### Problem description
List each line in which the string "spermatozoa" appears.

### Given entries
┌────────

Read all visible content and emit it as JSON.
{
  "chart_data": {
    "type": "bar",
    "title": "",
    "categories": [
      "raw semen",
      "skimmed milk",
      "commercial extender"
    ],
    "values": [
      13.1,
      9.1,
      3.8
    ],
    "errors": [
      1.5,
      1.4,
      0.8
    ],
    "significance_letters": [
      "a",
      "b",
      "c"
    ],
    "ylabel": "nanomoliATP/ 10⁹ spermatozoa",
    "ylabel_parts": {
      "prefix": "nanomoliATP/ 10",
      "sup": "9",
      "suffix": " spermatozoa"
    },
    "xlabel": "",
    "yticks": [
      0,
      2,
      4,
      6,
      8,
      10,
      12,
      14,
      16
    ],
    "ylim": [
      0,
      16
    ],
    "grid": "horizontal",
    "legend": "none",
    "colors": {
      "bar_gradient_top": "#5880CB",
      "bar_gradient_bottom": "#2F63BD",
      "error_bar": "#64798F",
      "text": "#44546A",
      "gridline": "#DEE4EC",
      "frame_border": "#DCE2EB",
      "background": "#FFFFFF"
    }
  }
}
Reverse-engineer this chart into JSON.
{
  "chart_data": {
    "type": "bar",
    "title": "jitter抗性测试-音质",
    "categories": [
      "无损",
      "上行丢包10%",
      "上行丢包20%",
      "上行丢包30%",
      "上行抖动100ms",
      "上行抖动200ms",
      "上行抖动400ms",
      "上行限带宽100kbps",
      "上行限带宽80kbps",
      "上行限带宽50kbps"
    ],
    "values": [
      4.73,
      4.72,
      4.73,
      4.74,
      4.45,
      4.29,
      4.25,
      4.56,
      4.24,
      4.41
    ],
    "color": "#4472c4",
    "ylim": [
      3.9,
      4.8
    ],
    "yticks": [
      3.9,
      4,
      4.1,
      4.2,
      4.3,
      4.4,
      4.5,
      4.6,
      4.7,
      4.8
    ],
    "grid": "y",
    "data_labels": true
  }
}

└────────

### Finished answer
    "ylabel": "nanomoliATP/ 10⁹ spermatozoa",
      "suffix": " spermatozoa"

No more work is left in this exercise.